> [WHAT NEEDS TO BE DONE]
Of the lines in these entries, how many contain the string "YourCompany"? Give the number and nothing else.

> [STORED ROWS]
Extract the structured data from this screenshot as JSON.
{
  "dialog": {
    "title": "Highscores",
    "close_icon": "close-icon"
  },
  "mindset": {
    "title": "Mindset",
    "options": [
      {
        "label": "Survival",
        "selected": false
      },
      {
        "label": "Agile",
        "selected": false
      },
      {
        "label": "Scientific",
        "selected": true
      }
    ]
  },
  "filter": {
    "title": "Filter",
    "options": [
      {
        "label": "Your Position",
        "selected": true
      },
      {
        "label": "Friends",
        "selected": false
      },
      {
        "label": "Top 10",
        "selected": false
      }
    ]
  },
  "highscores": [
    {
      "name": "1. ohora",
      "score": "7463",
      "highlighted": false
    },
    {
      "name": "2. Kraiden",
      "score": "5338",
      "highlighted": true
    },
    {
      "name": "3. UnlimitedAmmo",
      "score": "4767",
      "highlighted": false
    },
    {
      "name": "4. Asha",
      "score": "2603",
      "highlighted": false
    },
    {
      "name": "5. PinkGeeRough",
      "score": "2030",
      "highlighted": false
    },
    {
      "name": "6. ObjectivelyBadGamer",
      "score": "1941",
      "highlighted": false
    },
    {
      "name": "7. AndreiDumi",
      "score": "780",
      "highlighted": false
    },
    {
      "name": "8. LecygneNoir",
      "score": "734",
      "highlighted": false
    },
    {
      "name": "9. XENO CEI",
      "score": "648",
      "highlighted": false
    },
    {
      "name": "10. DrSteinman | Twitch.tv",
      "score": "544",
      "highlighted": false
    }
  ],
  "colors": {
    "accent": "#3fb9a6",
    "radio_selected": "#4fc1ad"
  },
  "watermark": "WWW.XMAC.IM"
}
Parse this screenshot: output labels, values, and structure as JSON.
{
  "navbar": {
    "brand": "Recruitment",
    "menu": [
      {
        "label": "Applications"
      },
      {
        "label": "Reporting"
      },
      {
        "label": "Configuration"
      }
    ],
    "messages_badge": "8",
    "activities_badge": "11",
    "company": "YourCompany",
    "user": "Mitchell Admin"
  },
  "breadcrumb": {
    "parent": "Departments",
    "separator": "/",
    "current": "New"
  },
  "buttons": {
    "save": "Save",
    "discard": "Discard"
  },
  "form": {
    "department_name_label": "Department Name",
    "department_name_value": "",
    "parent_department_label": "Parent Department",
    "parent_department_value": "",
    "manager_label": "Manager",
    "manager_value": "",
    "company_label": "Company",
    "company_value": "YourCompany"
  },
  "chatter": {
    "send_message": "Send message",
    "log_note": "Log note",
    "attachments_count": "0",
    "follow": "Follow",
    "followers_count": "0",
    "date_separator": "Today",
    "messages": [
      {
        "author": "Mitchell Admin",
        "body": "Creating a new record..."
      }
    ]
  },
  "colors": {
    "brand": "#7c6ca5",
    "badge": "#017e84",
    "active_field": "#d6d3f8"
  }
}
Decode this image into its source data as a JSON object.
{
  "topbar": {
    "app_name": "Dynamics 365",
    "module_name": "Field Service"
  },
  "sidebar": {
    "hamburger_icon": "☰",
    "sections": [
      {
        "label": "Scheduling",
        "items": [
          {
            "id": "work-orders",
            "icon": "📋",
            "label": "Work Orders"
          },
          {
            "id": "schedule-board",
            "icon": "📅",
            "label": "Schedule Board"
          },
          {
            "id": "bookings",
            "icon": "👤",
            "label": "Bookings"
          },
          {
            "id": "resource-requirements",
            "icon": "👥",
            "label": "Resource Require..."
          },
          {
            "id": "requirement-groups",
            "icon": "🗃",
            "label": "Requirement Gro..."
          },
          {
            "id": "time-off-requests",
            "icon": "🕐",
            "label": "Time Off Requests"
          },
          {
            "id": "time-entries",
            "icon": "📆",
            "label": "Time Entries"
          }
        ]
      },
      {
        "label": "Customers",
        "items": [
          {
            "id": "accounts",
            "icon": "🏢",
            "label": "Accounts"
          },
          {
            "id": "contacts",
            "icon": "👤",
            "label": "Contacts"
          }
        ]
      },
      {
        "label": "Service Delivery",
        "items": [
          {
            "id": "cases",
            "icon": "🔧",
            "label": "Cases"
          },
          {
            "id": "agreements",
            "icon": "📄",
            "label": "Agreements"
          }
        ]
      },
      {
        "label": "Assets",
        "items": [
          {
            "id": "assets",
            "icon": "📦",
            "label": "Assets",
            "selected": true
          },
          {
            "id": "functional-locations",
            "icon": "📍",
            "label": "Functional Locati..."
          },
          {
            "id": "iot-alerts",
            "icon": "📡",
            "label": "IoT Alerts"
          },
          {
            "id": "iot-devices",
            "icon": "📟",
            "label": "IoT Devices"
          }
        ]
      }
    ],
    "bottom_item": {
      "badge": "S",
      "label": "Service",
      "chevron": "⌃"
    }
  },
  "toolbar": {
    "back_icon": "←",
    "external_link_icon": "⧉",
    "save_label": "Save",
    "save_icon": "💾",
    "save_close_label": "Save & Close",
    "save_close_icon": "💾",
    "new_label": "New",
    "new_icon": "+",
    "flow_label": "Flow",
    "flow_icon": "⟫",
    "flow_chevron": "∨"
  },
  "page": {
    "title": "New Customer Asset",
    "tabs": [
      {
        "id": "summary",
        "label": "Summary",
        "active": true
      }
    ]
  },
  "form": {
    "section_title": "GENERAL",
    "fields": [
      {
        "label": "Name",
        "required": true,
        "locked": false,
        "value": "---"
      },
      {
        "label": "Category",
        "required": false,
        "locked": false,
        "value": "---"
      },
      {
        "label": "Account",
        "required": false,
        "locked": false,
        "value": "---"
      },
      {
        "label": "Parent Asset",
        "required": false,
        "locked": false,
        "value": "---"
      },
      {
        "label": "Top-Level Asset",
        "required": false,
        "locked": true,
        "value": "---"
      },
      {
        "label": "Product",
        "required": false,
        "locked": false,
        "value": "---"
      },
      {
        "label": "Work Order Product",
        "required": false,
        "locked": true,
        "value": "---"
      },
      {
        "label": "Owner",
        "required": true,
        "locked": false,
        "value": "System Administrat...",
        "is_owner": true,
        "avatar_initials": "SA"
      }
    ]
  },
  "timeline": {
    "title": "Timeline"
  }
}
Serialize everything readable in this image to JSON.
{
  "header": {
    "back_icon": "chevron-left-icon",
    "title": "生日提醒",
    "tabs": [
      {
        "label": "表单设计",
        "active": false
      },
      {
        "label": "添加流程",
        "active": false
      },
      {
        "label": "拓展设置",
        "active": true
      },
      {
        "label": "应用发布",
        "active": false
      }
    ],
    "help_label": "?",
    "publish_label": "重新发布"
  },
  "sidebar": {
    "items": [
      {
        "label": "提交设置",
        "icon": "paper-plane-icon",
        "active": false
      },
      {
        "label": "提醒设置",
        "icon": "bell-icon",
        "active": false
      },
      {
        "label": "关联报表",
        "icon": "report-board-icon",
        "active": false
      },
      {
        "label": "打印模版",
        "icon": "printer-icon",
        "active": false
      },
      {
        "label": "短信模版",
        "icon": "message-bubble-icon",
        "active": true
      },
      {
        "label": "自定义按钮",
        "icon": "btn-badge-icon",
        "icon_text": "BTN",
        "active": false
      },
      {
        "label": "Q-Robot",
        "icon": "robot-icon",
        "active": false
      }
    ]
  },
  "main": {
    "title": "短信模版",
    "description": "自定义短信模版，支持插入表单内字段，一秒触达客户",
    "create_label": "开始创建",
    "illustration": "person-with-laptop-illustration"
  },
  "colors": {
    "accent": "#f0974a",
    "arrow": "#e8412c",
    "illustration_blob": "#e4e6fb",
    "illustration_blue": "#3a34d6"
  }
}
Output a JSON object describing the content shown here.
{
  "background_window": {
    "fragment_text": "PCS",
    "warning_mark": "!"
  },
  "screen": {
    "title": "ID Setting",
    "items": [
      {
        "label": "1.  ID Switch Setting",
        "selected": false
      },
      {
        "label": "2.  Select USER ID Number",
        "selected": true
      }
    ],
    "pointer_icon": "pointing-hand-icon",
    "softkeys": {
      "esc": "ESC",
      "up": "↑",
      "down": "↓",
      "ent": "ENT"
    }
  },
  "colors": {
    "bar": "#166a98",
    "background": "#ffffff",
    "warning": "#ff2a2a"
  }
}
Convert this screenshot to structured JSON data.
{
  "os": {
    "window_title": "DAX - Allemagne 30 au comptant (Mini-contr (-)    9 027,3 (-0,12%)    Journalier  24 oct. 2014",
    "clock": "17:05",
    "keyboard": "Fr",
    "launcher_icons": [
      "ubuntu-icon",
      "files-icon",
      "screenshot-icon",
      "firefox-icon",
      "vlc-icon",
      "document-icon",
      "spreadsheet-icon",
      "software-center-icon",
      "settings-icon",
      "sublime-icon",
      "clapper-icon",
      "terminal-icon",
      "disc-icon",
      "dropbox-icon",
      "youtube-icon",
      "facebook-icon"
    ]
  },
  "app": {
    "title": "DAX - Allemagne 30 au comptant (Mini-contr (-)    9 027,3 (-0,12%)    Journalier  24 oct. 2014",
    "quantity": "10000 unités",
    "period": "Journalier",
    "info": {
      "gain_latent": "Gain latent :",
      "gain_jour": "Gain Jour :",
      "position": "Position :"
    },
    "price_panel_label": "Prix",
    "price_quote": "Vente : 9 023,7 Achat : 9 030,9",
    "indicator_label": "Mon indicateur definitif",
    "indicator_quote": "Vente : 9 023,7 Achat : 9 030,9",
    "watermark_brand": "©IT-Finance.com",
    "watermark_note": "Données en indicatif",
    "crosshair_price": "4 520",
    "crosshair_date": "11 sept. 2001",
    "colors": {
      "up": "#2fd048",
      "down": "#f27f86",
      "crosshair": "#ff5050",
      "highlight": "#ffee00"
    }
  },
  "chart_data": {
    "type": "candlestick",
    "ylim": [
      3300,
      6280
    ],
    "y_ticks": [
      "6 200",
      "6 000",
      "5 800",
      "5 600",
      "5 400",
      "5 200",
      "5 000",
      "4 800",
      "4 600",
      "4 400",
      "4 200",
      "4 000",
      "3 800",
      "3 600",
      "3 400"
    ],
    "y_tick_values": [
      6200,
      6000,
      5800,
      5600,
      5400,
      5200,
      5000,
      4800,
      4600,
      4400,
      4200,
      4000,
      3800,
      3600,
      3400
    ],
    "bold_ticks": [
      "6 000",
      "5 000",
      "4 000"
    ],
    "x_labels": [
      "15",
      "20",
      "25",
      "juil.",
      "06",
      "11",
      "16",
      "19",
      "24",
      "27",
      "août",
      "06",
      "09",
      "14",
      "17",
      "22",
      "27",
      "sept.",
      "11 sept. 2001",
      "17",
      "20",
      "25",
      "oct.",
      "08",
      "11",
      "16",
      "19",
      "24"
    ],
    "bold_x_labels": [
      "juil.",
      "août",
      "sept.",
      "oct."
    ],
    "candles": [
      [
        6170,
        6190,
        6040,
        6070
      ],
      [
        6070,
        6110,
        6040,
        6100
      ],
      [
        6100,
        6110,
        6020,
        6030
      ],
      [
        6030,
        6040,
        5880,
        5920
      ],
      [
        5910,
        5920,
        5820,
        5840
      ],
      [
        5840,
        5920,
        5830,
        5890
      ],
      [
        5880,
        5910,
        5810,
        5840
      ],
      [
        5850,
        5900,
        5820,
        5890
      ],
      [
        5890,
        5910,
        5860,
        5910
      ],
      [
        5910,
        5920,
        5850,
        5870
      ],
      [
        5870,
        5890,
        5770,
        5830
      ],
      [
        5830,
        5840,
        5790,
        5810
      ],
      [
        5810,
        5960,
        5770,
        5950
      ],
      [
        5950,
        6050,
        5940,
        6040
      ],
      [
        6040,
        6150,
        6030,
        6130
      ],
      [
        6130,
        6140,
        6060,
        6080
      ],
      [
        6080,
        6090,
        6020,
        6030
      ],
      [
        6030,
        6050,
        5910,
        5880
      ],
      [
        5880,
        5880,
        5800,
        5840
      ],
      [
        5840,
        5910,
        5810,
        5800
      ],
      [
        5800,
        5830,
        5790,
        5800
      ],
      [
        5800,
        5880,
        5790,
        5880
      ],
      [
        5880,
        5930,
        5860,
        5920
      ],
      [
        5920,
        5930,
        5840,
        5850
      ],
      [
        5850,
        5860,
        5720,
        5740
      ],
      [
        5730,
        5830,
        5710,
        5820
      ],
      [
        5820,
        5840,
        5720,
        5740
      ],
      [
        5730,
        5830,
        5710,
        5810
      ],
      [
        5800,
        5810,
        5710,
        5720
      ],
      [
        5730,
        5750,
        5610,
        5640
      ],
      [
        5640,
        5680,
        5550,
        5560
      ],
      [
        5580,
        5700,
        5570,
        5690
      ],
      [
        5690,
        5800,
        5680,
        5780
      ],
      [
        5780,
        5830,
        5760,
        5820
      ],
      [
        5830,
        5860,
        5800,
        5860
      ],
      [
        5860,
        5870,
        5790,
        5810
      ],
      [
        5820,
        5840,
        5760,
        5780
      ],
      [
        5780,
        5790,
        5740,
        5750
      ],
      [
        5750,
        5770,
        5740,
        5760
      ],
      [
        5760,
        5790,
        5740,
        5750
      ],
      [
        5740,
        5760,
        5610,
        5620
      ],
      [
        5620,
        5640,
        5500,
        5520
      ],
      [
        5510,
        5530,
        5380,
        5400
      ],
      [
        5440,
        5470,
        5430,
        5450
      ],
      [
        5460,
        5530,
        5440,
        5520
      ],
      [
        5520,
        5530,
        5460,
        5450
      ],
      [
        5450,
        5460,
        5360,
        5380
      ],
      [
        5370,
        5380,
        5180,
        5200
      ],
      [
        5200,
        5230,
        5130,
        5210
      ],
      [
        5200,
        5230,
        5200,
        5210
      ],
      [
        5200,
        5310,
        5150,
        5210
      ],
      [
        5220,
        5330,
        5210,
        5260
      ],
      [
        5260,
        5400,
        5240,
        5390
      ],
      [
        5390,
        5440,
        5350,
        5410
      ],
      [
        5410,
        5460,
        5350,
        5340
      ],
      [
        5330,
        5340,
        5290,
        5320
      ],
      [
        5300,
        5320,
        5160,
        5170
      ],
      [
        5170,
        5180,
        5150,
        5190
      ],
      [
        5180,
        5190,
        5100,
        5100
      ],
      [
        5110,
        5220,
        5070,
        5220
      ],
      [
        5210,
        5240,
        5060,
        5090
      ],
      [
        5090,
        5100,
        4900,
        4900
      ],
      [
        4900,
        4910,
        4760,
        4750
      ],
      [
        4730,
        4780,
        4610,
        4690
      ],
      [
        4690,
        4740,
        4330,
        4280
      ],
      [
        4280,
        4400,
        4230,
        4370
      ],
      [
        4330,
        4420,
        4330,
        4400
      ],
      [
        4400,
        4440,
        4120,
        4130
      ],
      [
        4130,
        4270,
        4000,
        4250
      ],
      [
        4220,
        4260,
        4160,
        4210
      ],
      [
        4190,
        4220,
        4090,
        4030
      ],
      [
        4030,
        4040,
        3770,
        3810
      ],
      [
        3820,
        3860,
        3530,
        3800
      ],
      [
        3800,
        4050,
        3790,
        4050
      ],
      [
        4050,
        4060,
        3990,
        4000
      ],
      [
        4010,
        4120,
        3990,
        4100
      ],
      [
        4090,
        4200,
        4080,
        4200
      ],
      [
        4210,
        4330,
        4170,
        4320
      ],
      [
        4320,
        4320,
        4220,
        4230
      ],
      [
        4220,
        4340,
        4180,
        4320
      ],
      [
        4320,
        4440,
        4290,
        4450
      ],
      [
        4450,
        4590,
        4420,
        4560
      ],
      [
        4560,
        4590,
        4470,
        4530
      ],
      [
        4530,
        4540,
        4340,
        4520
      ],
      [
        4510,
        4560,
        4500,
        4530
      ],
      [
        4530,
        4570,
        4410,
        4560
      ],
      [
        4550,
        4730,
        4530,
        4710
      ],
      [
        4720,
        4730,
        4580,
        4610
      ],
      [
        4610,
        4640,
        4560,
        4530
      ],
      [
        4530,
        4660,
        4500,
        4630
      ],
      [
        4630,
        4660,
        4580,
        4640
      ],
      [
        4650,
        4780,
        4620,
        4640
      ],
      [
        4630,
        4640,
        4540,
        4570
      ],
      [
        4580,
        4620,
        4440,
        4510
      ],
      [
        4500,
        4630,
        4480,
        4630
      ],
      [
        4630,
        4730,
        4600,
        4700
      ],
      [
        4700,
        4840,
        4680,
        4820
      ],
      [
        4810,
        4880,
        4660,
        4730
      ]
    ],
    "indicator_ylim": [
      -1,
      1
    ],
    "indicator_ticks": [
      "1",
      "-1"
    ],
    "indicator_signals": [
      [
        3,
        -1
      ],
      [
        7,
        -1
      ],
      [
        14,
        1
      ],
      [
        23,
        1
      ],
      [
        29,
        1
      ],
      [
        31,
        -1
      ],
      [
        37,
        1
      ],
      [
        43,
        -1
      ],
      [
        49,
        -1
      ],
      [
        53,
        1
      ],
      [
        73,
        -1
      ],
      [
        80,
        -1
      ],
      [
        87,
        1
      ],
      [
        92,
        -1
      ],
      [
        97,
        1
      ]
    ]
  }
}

> [RESULT FOR THIS TASK]
2